■ **Given request**:
Every line that contains the word "Total" should be copied out.

((

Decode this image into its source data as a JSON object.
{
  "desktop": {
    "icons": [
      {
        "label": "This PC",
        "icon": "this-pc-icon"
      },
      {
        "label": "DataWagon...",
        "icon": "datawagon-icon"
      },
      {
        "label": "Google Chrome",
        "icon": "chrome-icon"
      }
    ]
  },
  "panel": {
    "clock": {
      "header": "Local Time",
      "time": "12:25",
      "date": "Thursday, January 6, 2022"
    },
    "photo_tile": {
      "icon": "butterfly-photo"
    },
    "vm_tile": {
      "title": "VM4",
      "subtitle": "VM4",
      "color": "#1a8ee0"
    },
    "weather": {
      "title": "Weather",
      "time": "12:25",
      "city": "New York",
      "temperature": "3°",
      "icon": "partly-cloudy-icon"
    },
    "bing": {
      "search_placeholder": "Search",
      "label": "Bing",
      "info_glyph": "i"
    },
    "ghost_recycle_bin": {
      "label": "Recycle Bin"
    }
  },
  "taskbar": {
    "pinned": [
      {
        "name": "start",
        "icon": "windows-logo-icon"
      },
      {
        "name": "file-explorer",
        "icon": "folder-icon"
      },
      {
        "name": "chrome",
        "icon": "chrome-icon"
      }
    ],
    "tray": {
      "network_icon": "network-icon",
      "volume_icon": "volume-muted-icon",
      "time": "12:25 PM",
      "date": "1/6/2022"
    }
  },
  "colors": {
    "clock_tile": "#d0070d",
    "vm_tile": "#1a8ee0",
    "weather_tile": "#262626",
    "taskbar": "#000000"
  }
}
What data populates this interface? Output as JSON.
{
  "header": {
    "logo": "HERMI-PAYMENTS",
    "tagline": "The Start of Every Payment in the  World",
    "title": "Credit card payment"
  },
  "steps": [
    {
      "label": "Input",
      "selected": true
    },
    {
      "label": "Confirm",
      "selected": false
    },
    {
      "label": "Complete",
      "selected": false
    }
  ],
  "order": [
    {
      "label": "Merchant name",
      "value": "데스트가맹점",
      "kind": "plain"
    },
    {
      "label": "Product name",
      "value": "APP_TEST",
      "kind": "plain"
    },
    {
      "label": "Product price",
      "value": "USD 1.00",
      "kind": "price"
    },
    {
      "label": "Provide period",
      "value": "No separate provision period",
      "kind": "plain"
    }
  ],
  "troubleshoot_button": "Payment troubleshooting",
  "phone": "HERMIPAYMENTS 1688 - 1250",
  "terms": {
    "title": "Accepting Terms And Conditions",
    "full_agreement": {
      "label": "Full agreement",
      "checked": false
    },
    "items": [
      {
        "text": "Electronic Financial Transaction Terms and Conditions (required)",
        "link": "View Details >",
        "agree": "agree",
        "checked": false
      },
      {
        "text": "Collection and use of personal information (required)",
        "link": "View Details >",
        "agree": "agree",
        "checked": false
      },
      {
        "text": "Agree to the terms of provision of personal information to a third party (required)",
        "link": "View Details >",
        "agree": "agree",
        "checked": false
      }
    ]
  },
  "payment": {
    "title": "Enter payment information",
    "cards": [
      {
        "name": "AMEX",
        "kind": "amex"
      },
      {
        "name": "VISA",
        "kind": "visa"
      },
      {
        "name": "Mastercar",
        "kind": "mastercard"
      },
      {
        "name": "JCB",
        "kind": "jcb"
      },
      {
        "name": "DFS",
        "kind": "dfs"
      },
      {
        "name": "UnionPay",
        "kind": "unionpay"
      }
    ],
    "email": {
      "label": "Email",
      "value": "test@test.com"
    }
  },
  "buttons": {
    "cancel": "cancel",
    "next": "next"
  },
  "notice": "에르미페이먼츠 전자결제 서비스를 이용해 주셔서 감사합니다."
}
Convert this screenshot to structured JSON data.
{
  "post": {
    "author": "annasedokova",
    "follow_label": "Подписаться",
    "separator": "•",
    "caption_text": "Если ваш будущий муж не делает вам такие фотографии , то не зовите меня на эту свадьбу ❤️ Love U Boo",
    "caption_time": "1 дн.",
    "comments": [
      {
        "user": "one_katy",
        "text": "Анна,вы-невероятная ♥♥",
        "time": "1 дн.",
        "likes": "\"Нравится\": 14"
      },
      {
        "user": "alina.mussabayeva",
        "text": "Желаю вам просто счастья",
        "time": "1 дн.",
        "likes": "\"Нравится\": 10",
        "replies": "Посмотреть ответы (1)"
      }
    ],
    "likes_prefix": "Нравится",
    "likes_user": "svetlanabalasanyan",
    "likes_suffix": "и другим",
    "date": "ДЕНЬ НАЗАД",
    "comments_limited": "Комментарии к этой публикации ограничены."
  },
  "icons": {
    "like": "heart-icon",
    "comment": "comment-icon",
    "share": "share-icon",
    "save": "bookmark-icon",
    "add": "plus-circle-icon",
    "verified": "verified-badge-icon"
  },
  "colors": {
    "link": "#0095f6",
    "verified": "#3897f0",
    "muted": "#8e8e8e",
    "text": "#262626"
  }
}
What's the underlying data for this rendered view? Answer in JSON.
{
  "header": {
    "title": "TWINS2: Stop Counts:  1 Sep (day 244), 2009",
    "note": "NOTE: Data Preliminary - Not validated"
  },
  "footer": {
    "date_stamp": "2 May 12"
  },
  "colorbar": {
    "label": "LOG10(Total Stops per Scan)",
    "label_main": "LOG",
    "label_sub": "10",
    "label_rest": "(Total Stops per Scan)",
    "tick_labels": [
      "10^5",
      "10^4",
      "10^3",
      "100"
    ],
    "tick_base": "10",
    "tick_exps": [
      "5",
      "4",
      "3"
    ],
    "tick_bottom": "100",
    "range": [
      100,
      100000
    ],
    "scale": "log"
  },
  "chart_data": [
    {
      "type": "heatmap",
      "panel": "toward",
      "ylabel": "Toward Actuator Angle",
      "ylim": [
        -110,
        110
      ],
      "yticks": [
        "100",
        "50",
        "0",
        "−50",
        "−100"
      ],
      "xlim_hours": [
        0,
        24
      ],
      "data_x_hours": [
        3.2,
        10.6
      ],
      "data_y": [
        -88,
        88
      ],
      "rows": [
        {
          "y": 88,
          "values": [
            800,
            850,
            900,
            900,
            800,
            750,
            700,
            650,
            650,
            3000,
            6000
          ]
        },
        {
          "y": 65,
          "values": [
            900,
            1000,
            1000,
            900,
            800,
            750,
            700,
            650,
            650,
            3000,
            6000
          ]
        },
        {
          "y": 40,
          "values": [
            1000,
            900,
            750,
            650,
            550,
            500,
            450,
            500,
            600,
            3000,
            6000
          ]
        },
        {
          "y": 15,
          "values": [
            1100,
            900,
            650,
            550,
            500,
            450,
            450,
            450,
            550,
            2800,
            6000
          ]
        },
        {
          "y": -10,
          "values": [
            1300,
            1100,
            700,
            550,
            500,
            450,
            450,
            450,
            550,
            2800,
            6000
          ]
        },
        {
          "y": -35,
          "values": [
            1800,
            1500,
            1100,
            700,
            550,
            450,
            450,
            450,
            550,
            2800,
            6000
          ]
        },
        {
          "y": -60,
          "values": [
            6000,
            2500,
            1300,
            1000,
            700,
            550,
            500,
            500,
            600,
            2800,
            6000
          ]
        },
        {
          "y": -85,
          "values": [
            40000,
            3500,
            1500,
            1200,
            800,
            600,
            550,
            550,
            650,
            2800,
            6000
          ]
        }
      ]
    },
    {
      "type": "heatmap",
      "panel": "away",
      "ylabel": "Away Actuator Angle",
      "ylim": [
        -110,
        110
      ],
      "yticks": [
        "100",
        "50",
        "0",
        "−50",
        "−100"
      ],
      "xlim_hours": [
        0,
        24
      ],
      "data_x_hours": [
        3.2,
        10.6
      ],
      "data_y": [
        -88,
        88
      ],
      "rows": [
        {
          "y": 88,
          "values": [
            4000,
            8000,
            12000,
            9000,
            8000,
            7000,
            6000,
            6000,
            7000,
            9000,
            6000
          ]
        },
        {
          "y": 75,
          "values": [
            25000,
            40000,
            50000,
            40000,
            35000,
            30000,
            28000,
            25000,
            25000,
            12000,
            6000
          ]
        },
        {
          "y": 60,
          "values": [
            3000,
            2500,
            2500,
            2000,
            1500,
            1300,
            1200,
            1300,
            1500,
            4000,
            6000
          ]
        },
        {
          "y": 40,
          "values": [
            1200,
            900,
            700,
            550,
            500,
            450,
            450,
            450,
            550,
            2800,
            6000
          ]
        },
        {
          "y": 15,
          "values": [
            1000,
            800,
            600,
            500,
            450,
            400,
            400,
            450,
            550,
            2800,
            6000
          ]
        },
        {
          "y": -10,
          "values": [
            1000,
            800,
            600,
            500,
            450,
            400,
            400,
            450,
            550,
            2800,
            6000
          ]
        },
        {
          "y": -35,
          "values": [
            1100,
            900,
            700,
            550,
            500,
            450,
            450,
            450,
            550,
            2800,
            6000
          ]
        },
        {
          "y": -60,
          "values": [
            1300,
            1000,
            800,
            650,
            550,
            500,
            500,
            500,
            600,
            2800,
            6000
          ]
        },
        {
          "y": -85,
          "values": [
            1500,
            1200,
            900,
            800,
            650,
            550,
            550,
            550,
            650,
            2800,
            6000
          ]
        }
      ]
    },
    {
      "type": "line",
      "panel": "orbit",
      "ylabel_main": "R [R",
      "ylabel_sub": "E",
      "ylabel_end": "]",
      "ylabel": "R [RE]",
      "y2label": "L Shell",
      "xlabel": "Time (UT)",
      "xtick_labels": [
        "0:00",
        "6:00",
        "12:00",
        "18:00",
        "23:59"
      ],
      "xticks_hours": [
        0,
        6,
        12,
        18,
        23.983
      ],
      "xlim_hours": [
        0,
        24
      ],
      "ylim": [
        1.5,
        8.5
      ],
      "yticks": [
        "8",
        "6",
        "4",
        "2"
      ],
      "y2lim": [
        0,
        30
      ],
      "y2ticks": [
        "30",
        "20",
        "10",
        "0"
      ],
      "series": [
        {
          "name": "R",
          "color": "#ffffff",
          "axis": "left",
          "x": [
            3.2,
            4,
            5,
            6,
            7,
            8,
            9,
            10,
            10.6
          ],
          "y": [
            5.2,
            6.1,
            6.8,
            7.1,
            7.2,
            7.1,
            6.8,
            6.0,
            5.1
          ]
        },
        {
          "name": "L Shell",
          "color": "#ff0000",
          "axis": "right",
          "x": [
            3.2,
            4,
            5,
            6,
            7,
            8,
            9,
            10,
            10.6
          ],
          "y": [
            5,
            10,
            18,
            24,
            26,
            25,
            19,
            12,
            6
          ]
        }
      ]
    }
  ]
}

))

■ **Response**:
    "label": "LOG10(Total Stops per Scan)",
    "label_rest": "(Total Stops per Scan)",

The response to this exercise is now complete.